### TASK INPUTS

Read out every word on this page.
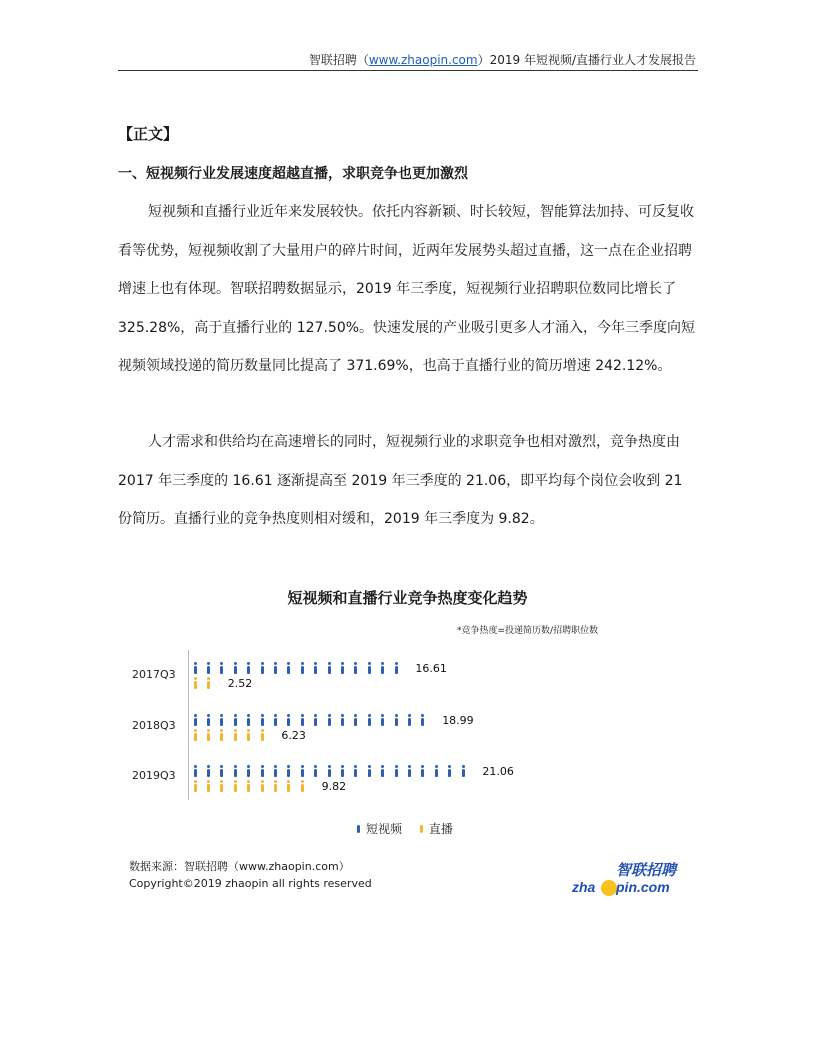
智联招聘（www.zhaopin.com）2019 年短视频/直播行业人才发展报告
【正文】
一、短视频行业发展速度超越直播，求职竞争也更加激烈
短视频和直播行业近年来发展较快。依托内容新颖、时长较短，智能算法加持、可反复收看等优势，短视频收割了大量用户的碎片时间，近两年发展势头超过直播，这一点在企业招聘增速上也有体现。智联招聘数据显示，2019 年三季度，短视频行业招聘职位数同比增长了 325.28%，高于直播行业的 127.50%。快速发展的产业吸引更多人才涌入，今年三季度向短视频领域投递的简历数量同比提高了 371.69%，也高于直播行业的简历增速 242.12%。
人才需求和供给均在高速增长的同时，短视频行业的求职竞争也相对激烈，竞争热度由 2017 年三季度的 16.61 逐渐提高至 2019 年三季度的 21.06，即平均每个岗位会收到 21 份简历。直播行业的竞争热度则相对缓和，2019 年三季度为 9.82。
短视频和直播行业竞争热度变化趋势
*竞争热度=投递简历数/招聘职位数
2017Q3
2018Q3
2019Q3
16.61
2.52
18.99
6.23
21.06
9.82
短视频 直播
数据来源：智联招聘（www.zhaopin.com）
Copyright©2019 zhaopin all rights reserved
智联招聘
zha pin.com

### TASK BRIEF
What is needed is an exact reproduction of the data, pictures excluded.

### SOLUTION TO THIS PROBLEM
Read out every word on this page.
智联招聘（www.zhaopin.com）2019 年短视频/直播行业人才发展报告
【正文】
一、短视频行业发展速度超越直播，求职竞争也更加激烈
短视频和直播行业近年来发展较快。依托内容新颖、时长较短，智能算法加持、可反复收看等优势，短视频收割了大量用户的碎片时间，近两年发展势头超过直播，这一点在企业招聘增速上也有体现。智联招聘数据显示，2019 年三季度，短视频行业招聘职位数同比增长了 325.28%，高于直播行业的 127.50%。快速发展的产业吸引更多人才涌入，今年三季度向短视频领域投递的简历数量同比提高了 371.69%，也高于直播行业的简历增速 242.12%。
人才需求和供给均在高速增长的同时，短视频行业的求职竞争也相对激烈，竞争热度由 2017 年三季度的 16.61 逐渐提高至 2019 年三季度的 21.06，即平均每个岗位会收到 21 份简历。直播行业的竞争热度则相对缓和，2019 年三季度为 9.82。
短视频和直播行业竞争热度变化趋势
*竞争热度=投递简历数/招聘职位数
2017Q3
2018Q3
2019Q3
16.61
2.52
18.99
6.23
21.06
9.82
短视频 直播
数据来源：智联招聘（www.zhaopin.com）
Copyright©2019 zhaopin all rights reserved
智联招聘
zha pin.com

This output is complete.